▸ PROBLEM REQUIREMENTS: Transcribe all records exactly.

▸ MATERIAL PROVIDED:

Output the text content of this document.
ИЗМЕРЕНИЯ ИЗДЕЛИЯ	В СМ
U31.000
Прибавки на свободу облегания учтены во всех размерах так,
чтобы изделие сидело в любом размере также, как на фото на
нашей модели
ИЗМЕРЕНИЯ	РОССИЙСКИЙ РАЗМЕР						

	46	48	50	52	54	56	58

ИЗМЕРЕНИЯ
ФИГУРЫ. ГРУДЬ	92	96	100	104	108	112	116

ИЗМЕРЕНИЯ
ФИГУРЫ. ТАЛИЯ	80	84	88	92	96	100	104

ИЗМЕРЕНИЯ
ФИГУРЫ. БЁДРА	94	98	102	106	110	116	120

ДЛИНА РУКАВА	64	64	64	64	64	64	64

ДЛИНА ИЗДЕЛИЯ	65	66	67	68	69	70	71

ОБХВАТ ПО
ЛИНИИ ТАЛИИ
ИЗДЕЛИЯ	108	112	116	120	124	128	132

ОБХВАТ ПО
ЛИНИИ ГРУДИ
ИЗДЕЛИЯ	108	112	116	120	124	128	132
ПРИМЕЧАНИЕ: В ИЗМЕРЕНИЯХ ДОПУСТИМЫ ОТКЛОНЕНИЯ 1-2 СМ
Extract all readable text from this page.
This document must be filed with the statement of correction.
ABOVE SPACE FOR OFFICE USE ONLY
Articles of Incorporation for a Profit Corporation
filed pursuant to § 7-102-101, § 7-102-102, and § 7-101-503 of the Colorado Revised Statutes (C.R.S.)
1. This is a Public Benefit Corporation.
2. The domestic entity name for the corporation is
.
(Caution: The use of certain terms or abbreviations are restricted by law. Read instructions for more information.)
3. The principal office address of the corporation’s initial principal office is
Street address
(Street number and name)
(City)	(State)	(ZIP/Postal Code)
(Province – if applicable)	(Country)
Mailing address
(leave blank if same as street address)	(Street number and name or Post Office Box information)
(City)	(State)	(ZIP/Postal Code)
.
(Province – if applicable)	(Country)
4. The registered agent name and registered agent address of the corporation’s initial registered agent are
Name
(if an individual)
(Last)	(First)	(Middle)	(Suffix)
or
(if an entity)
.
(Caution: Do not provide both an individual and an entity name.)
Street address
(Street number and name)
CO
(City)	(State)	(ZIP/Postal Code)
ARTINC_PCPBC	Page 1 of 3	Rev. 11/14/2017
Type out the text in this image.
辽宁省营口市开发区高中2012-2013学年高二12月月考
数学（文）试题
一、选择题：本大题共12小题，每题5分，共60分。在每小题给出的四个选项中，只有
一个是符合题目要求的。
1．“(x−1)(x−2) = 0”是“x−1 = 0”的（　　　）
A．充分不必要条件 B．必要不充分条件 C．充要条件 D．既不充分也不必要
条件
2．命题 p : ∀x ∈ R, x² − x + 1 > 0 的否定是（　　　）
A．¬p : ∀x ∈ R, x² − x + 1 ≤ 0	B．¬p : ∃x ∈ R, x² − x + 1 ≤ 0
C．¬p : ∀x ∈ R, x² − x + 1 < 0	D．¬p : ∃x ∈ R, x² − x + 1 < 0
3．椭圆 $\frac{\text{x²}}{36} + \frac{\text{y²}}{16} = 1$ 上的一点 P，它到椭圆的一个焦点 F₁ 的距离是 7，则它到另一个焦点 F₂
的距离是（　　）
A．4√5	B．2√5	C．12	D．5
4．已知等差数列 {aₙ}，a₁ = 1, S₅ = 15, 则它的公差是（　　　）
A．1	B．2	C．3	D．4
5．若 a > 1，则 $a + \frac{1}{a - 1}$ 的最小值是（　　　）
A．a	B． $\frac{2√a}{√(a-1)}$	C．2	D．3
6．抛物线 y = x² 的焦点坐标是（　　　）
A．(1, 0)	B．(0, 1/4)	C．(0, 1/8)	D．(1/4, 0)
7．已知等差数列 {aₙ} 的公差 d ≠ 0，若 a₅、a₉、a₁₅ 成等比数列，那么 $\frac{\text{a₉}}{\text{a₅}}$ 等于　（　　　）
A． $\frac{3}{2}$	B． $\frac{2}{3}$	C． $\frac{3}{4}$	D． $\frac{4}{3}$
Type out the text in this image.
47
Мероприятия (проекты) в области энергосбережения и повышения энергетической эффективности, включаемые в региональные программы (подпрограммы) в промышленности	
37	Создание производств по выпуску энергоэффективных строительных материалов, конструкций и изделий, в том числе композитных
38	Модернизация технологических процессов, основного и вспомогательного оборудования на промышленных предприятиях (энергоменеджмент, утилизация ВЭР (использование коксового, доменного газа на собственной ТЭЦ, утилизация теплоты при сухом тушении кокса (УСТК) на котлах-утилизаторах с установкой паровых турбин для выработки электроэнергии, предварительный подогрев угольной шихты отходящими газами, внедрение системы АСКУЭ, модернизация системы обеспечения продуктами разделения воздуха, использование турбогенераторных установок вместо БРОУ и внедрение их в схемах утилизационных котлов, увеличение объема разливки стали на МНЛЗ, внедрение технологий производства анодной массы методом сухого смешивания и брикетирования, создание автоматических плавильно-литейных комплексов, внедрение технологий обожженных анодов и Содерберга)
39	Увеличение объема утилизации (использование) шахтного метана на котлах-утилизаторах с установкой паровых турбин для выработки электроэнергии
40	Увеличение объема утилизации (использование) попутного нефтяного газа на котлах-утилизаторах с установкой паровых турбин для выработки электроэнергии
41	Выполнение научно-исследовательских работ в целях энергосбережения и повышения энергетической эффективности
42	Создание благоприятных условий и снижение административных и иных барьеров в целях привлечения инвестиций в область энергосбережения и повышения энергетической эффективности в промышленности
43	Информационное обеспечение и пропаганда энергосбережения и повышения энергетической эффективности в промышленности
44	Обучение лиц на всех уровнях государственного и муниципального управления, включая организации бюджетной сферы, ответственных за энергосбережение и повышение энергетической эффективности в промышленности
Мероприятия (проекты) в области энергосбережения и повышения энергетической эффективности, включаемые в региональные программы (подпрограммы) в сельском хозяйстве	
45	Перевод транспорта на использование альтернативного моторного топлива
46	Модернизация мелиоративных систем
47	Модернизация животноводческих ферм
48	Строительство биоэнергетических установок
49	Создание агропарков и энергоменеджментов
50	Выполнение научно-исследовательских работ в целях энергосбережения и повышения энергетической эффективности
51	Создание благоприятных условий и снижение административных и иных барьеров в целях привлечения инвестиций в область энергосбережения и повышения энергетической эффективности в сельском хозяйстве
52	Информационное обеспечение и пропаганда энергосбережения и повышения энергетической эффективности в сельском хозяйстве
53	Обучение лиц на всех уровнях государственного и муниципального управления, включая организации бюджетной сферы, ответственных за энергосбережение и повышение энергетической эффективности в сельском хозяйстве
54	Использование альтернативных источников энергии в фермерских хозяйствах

▸ WORKED SOLUTION:
Output the text content of this document.
ИЗМЕРЕНИЯ ИЗДЕЛИЯ	В СМ
U31.000
Прибавки на свободу облегания учтены во всех размерах так,
чтобы изделие сидело в любом размере также, как на фото на
нашей модели
ИЗМЕРЕНИЯ	РОССИЙСКИЙ РАЗМЕР						

	46	48	50	52	54	56	58

ИЗМЕРЕНИЯ
ФИГУРЫ. ГРУДЬ	92	96	100	104	108	112	116

ИЗМЕРЕНИЯ
ФИГУРЫ. ТАЛИЯ	80	84	88	92	96	100	104

ИЗМЕРЕНИЯ
ФИГУРЫ. БЁДРА	94	98	102	106	110	116	120

ДЛИНА РУКАВА	64	64	64	64	64	64	64

ДЛИНА ИЗДЕЛИЯ	65	66	67	68	69	70	71

ОБХВАТ ПО
ЛИНИИ ТАЛИИ
ИЗДЕЛИЯ	108	112	116	120	124	128	132

ОБХВАТ ПО
ЛИНИИ ГРУДИ
ИЗДЕЛИЯ	108	112	116	120	124	128	132
ПРИМЕЧАНИЕ: В ИЗМЕРЕНИЯХ ДОПУСТИМЫ ОТКЛОНЕНИЯ 1-2 СМ
Extract all readable text from this page.
This document must be filed with the statement of correction.
ABOVE SPACE FOR OFFICE USE ONLY
Articles of Incorporation for a Profit Corporation
filed pursuant to § 7-102-101, § 7-102-102, and § 7-101-503 of the Colorado Revised Statutes (C.R.S.)
1. This is a Public Benefit Corporation.
2. The domestic entity name for the corporation is
.
(Caution: The use of certain terms or abbreviations are restricted by law. Read instructions for more information.)
3. The principal office address of the corporation’s initial principal office is
Street address
(Street number and name)
(City)	(State)	(ZIP/Postal Code)
(Province – if applicable)	(Country)
Mailing address
(leave blank if same as street address)	(Street number and name or Post Office Box information)
(City)	(State)	(ZIP/Postal Code)
.
(Province – if applicable)	(Country)
4. The registered agent name and registered agent address of the corporation’s initial registered agent are
Name
(if an individual)
(Last)	(First)	(Middle)	(Suffix)
or
(if an entity)
.
(Caution: Do not provide both an individual and an entity name.)
Street address
(Street number and name)
CO
(City)	(State)	(ZIP/Postal Code)
ARTINC_PCPBC	Page 1 of 3	Rev. 11/14/2017
Type out the text in this image.
辽宁省营口市开发区高中2012-2013学年高二12月月考
数学（文）试题
一、选择题：本大题共12小题，每题5分，共60分。在每小题给出的四个选项中，只有
一个是符合题目要求的。
1．“(x−1)(x−2) = 0”是“x−1 = 0”的（　　　）
A．充分不必要条件 B．必要不充分条件 C．充要条件 D．既不充分也不必要
条件
2．命题 p : ∀x ∈ R, x² − x + 1 > 0 的否定是（　　　）
A．¬p : ∀x ∈ R, x² − x + 1 ≤ 0	B．¬p : ∃x ∈ R, x² − x + 1 ≤ 0
C．¬p : ∀x ∈ R, x² − x + 1 < 0	D．¬p : ∃x ∈ R, x² − x + 1 < 0
3．椭圆 $\frac{\text{x²}}{36} + \frac{\text{y²}}{16} = 1$ 上的一点 P，它到椭圆的一个焦点 F₁ 的距离是 7，则它到另一个焦点 F₂
的距离是（　　）
A．4√5	B．2√5	C．12	D．5
4．已知等差数列 {aₙ}，a₁ = 1, S₅ = 15, 则它的公差是（　　　）
A．1	B．2	C．3	D．4
5．若 a > 1，则 $a + \frac{1}{a - 1}$ 的最小值是（　　　）
A．a	B． $\frac{2√a}{√(a-1)}$	C．2	D．3
6．抛物线 y = x² 的焦点坐标是（　　　）
A．(1, 0)	B．(0, 1/4)	C．(0, 1/8)	D．(1/4, 0)
7．已知等差数列 {aₙ} 的公差 d ≠ 0，若 a₅、a₉、a₁₅ 成等比数列，那么 $\frac{\text{a₉}}{\text{a₅}}$ 等于　（　　　）
A． $\frac{3}{2}$	B． $\frac{2}{3}$	C． $\frac{3}{4}$	D． $\frac{4}{3}$
Type out the text in this image.
47
Мероприятия (проекты) в области энергосбережения и повышения энергетической эффективности, включаемые в региональные программы (подпрограммы) в промышленности	
37	Создание производств по выпуску энергоэффективных строительных материалов, конструкций и изделий, в том числе композитных
38	Модернизация технологических процессов, основного и вспомогательного оборудования на промышленных предприятиях (энергоменеджмент, утилизация ВЭР (использование коксового, доменного газа на собственной ТЭЦ, утилизация теплоты при сухом тушении кокса (УСТК) на котлах-утилизаторах с установкой паровых турбин для выработки электроэнергии, предварительный подогрев угольной шихты отходящими газами, внедрение системы АСКУЭ, модернизация системы обеспечения продуктами разделения воздуха, использование турбогенераторных установок вместо БРОУ и внедрение их в схемах утилизационных котлов, увеличение объема разливки стали на МНЛЗ, внедрение технологий производства анодной массы методом сухого смешивания и брикетирования, создание автоматических плавильно-литейных комплексов, внедрение технологий обожженных анодов и Содерберга)
39	Увеличение объема утилизации (использование) шахтного метана на котлах-утилизаторах с установкой паровых турбин для выработки электроэнергии
40	Увеличение объема утилизации (использование) попутного нефтяного газа на котлах-утилизаторах с установкой паровых турбин для выработки электроэнергии
41	Выполнение научно-исследовательских работ в целях энергосбережения и повышения энергетической эффективности
42	Создание благоприятных условий и снижение административных и иных барьеров в целях привлечения инвестиций в область энергосбережения и повышения энергетической эффективности в промышленности
43	Информационное обеспечение и пропаганда энергосбережения и повышения энергетической эффективности в промышленности
44	Обучение лиц на всех уровнях государственного и муниципального управления, включая организации бюджетной сферы, ответственных за энергосбережение и повышение энергетической эффективности в промышленности
Мероприятия (проекты) в области энергосбережения и повышения энергетической эффективности, включаемые в региональные программы (подпрограммы) в сельском хозяйстве	
45	Перевод транспорта на использование альтернативного моторного топлива
46	Модернизация мелиоративных систем
47	Модернизация животноводческих ферм
48	Строительство биоэнергетических установок
49	Создание агропарков и энергоменеджментов
50	Выполнение научно-исследовательских работ в целях энергосбережения и повышения энергетической эффективности
51	Создание благоприятных условий и снижение административных и иных барьеров в целях привлечения инвестиций в область энергосбережения и повышения энергетической эффективности в сельском хозяйстве
52	Информационное обеспечение и пропаганда энергосбережения и повышения энергетической эффективности в сельском хозяйстве
53	Обучение лиц на всех уровнях государственного и муниципального управления, включая организации бюджетной сферы, ответственных за энергосбережение и повышение энергетической эффективности в сельском хозяйстве
54	Использование альтернативных источников энергии в фермерских хозяйствах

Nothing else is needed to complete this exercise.